Stated exercise | Where a line below holds the string "JSON", copy that line.

Material provided |
** start **

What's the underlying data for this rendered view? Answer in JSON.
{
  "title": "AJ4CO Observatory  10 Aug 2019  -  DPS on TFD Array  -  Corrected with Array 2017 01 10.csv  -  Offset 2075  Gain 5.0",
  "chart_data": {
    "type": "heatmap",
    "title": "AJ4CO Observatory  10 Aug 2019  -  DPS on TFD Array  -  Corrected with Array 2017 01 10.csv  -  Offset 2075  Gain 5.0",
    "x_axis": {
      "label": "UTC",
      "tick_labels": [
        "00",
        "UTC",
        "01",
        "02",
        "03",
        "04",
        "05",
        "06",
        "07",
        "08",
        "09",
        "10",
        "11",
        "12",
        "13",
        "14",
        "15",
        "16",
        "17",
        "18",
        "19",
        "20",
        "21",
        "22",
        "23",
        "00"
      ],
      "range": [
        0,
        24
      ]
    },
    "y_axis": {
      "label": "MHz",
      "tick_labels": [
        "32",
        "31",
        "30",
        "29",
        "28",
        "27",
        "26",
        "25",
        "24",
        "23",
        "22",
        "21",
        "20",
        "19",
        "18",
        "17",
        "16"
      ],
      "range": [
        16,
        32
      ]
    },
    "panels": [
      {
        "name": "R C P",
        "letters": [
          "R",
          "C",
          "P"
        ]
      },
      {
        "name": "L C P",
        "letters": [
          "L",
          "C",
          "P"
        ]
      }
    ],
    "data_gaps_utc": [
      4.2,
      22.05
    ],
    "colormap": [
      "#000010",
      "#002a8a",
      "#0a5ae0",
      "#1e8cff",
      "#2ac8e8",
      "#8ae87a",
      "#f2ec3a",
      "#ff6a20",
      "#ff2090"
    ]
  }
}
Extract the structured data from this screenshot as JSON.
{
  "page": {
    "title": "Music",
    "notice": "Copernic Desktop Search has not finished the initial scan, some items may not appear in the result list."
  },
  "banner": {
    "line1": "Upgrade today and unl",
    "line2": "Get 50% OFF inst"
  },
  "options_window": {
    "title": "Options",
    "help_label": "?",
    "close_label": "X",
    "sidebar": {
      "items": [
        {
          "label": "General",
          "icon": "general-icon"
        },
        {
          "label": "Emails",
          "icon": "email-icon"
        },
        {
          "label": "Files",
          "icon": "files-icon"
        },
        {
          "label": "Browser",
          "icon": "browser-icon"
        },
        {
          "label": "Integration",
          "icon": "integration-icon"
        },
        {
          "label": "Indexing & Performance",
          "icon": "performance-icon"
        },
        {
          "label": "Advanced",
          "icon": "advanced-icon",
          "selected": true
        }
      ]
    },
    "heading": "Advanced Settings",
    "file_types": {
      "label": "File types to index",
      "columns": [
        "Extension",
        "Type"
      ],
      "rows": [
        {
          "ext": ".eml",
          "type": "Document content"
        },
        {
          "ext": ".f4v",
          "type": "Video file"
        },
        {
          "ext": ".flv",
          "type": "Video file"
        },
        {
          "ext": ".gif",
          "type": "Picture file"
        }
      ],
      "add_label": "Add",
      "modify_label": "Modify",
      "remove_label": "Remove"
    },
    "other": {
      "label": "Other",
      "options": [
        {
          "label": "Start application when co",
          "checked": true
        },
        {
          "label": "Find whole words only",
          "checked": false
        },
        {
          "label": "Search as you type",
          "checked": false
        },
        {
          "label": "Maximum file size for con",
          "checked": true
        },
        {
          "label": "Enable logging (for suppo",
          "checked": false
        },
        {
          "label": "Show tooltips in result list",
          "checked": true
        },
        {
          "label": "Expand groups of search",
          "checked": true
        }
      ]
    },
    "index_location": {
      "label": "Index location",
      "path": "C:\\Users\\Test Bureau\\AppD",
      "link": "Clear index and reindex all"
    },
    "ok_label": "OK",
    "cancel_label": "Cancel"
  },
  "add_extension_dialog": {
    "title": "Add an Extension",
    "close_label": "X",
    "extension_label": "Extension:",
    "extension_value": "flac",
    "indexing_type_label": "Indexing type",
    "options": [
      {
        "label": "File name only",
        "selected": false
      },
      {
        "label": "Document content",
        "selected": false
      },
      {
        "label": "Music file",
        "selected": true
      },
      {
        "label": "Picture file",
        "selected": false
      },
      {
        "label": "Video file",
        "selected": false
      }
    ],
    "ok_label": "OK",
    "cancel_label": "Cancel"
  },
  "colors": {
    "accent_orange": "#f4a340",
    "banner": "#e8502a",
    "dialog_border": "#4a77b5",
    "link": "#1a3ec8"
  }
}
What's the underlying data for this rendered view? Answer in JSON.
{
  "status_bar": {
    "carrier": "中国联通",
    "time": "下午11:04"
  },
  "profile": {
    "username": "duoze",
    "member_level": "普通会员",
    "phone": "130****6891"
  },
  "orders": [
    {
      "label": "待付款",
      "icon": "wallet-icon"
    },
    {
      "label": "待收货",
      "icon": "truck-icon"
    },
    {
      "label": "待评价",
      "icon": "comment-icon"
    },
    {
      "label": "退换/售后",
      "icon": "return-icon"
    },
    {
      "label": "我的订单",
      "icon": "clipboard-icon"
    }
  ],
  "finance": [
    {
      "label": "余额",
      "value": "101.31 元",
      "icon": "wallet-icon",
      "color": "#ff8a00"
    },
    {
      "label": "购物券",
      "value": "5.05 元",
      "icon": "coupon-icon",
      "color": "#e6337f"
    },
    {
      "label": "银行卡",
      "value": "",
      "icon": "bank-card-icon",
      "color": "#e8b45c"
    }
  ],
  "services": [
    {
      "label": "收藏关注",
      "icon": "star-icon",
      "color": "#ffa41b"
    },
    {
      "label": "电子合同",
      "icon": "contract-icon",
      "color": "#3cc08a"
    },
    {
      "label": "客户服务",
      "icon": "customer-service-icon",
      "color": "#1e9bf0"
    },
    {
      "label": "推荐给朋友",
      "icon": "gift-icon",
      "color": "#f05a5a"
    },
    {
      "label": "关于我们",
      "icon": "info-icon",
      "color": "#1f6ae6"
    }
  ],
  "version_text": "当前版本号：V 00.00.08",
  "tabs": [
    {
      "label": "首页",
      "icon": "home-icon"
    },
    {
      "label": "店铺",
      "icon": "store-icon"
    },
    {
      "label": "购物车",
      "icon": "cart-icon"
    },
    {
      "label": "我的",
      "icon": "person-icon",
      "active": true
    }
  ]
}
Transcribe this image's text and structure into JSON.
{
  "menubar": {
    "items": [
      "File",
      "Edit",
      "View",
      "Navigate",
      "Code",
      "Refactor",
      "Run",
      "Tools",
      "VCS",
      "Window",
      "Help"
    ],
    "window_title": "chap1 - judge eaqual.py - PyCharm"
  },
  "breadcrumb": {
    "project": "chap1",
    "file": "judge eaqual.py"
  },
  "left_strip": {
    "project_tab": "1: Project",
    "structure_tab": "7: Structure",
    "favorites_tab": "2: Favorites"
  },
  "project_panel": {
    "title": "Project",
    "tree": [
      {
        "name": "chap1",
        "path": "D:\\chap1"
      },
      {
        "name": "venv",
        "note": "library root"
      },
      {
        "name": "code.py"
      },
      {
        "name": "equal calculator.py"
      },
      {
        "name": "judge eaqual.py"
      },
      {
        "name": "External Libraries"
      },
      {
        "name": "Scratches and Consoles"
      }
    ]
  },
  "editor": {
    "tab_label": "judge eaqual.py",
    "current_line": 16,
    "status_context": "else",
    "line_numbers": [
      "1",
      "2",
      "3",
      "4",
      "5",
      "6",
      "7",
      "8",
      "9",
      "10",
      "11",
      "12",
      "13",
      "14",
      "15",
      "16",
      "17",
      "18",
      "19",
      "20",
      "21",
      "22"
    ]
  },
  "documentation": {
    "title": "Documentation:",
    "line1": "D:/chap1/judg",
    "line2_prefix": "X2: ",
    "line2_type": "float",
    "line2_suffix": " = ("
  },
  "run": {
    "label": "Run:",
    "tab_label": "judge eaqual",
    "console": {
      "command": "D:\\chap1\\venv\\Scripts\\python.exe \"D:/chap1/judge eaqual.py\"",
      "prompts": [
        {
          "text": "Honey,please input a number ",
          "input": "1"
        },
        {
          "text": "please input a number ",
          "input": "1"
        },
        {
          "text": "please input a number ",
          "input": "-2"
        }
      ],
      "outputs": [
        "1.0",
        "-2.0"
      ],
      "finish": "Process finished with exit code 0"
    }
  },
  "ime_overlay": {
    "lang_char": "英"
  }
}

** end **

Response |
What's the underlying data for this rendered view? Answer in JSON.
Extract the structured data from this screenshot as JSON.
What's the underlying data for this rendered view? Answer in JSON.
Transcribe this image's text and structure into JSON.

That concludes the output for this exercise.